::: Data for this exercise :::

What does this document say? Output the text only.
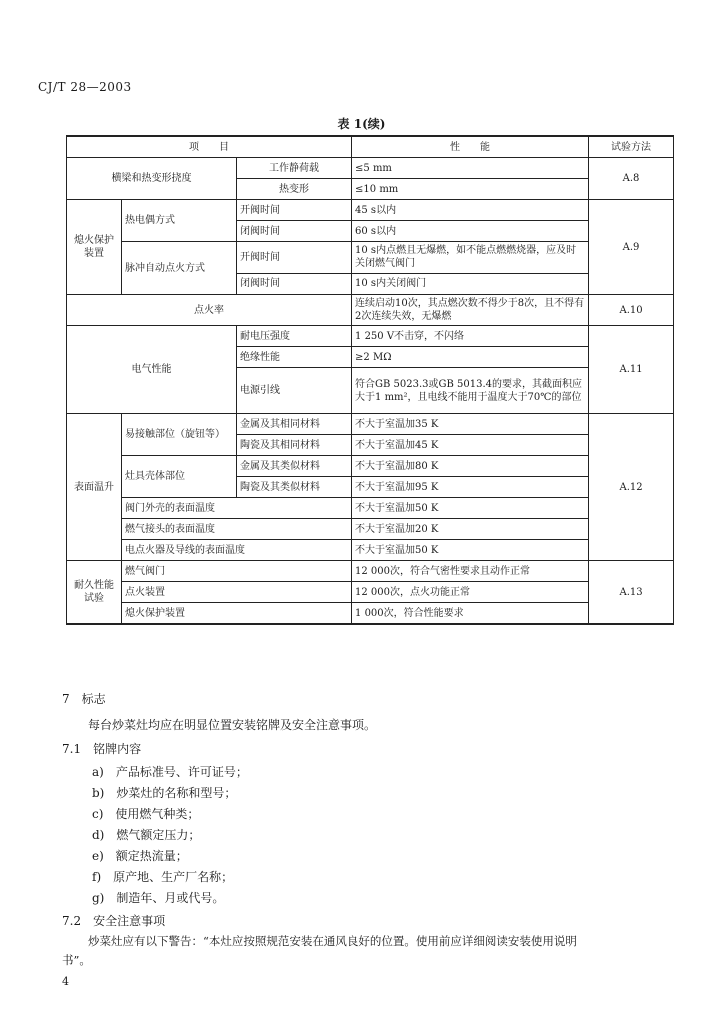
CJ/T 28—2003
表 1(续)
项　　目			性　　能	试验方法
横梁和热变形挠度		工作静荷载	≤5 mm	A.8
		热变形	≤10 mm	
熄火保护装置	热电偶方式	开阀时间	45 s以内	A.9
		闭阀时间	60 s以内	
	脉冲自动点火方式	开阀时间	10 s内点燃且无爆燃，如不能点燃燃烧器，应及时关闭燃气阀门	
		闭阀时间	10 s内关闭阀门	
点火率			连续启动10次，其点燃次数不得少于8次，且不得有2次连续失效，无爆燃	A.10
电气性能		耐电压强度	1 250 V不击穿，不闪络	A.11
		绝缘性能	≥2 MΩ	
		电源引线	符合GB 5023.3或GB 5013.4的要求，其截面积应大于1 mm²，且电线不能用于温度大于70℃的部位	
表面温升	易接触部位（旋钮等）	金属及其相同材料	不大于室温加35 K	A.12
		陶瓷及其相同材料	不大于室温加45 K	
	灶具壳体部位	金属及其类似材料	不大于室温加80 K	
		陶瓷及其类似材料	不大于室温加95 K	
	阀门外壳的表面温度		不大于室温加50 K	
	燃气接头的表面温度		不大于室温加20 K	
	电点火器及导线的表面温度		不大于室温加50 K	
耐久性能试验	燃气阀门		12 000次，符合气密性要求且动作正常	A.13
	点火装置		12 000次，点火功能正常	
	熄火保护装置		1 000次，符合性能要求	
7　标志
每台炒菜灶均应在明显位置安装铭牌及安全注意事项。
7.1　铭牌内容
a)　产品标准号、许可证号；
b)　炒菜灶的名称和型号；
c)　使用燃气种类；
d)　燃气额定压力；
e)　额定热流量；
f)　原产地、生产厂名称；
g)　制造年、月或代号。
7.2　安全注意事项
炒菜灶应有以下警告：“本灶应按照规范安装在通风良好的位置。使用前应详细阅读安装使用说明
书”。
4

:::

Aim of the exercise ->
From the listing, extract all text exactly as given and drop any picture.

Result below ->
What does this document say? Output the text only.
CJ/T 28—2003
表 1(续)
项　　目			性　　能	试验方法
横梁和热变形挠度		工作静荷载	≤5 mm	A.8
		热变形	≤10 mm	
熄火保护装置	热电偶方式	开阀时间	45 s以内	A.9
		闭阀时间	60 s以内	
	脉冲自动点火方式	开阀时间	10 s内点燃且无爆燃，如不能点燃燃烧器，应及时关闭燃气阀门	
		闭阀时间	10 s内关闭阀门	
点火率			连续启动10次，其点燃次数不得少于8次，且不得有2次连续失效，无爆燃	A.10
电气性能		耐电压强度	1 250 V不击穿，不闪络	A.11
		绝缘性能	≥2 MΩ	
		电源引线	符合GB 5023.3或GB 5013.4的要求，其截面积应大于1 mm²，且电线不能用于温度大于70℃的部位	
表面温升	易接触部位（旋钮等）	金属及其相同材料	不大于室温加35 K	A.12
		陶瓷及其相同材料	不大于室温加45 K	
	灶具壳体部位	金属及其类似材料	不大于室温加80 K	
		陶瓷及其类似材料	不大于室温加95 K	
	阀门外壳的表面温度		不大于室温加50 K	
	燃气接头的表面温度		不大于室温加20 K	
	电点火器及导线的表面温度		不大于室温加50 K	
耐久性能试验	燃气阀门		12 000次，符合气密性要求且动作正常	A.13
	点火装置		12 000次，点火功能正常	
	熄火保护装置		1 000次，符合性能要求	
7　标志
每台炒菜灶均应在明显位置安装铭牌及安全注意事项。
7.1　铭牌内容
a)　产品标准号、许可证号；
b)　炒菜灶的名称和型号；
c)　使用燃气种类；
d)　燃气额定压力；
e)　额定热流量；
f)　原产地、生产厂名称；
g)　制造年、月或代号。
7.2　安全注意事项
炒菜灶应有以下警告：“本灶应按照规范安装在通风良好的位置。使用前应详细阅读安装使用说明
书”。
4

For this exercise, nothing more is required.